Please list all lines of the material below in which the string "Child" occurs.
━━━ Material provided
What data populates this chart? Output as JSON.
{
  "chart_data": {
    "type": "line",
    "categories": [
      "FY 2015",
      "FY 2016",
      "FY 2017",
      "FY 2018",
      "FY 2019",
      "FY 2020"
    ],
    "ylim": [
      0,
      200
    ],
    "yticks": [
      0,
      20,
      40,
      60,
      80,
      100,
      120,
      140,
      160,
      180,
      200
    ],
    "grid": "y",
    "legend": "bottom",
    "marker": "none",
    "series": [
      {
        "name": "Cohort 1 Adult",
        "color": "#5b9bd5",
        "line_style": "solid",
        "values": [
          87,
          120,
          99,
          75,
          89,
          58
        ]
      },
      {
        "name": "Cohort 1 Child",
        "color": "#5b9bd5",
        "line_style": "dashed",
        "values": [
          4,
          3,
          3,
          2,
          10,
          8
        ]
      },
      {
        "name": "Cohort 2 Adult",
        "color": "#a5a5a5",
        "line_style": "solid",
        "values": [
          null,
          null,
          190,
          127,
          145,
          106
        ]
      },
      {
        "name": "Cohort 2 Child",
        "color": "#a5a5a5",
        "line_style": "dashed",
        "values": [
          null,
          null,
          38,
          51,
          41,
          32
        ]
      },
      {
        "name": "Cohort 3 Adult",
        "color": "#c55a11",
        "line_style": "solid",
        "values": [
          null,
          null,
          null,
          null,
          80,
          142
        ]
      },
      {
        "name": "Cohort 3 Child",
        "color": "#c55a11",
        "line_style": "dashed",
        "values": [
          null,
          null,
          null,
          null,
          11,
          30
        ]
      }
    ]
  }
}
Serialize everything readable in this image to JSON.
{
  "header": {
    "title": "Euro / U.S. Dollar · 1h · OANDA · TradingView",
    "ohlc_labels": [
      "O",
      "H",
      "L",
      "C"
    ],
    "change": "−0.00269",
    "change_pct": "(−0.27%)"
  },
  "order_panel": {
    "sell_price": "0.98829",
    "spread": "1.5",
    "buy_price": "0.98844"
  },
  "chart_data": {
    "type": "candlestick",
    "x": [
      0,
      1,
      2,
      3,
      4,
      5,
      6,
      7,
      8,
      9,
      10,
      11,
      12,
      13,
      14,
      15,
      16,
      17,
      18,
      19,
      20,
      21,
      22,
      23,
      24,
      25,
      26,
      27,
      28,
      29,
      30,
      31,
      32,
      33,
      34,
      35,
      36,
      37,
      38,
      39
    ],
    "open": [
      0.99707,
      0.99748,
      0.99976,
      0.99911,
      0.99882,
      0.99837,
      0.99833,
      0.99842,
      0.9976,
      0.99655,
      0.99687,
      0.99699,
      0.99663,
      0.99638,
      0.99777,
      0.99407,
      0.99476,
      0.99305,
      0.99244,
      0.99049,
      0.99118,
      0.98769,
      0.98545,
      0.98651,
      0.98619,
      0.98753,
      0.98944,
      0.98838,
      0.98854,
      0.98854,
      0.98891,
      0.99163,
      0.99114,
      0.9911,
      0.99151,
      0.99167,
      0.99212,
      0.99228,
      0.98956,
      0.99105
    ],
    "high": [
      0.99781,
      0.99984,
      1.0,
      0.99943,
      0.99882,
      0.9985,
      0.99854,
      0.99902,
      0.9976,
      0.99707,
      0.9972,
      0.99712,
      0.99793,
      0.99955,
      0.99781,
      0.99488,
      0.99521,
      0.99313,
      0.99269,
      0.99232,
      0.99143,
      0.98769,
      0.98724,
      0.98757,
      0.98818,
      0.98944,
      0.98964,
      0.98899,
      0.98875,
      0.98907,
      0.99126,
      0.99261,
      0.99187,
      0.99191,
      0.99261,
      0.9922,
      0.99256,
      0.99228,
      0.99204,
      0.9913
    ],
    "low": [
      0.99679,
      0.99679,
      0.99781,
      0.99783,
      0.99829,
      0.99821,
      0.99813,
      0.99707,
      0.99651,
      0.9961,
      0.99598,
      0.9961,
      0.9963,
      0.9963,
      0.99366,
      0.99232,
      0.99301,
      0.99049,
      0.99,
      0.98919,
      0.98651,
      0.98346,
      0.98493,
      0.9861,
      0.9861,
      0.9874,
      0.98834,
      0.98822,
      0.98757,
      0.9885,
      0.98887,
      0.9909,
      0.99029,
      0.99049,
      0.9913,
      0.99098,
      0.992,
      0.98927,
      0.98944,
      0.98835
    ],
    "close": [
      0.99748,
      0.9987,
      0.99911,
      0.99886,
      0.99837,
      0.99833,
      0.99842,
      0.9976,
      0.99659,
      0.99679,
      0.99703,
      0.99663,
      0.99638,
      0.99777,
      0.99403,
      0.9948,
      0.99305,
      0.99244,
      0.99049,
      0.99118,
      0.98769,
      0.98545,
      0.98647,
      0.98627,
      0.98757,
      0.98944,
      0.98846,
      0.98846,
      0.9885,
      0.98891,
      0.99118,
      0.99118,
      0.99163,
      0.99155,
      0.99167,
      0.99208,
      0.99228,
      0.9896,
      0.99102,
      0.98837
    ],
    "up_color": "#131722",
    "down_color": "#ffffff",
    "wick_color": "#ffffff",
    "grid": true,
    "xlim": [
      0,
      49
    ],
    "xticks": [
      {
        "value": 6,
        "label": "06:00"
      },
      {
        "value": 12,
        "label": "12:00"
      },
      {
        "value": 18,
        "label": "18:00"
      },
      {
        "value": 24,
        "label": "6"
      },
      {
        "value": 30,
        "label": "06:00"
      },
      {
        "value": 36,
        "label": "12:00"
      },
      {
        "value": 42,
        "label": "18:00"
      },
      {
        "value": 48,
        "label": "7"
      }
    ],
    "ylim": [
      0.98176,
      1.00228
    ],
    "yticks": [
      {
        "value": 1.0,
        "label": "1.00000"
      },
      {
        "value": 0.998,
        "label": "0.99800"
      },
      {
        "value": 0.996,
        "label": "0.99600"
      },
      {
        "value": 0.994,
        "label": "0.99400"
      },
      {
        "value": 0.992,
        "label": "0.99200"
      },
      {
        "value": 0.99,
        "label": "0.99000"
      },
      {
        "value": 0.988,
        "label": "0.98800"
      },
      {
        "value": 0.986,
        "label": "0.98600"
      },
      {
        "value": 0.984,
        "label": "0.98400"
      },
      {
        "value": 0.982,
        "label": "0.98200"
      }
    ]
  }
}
━━━━━━
Solution to this task:
        "name": "Cohort 1 Child",
        "name": "Cohort 2 Child",
        "name": "Cohort 3 Child",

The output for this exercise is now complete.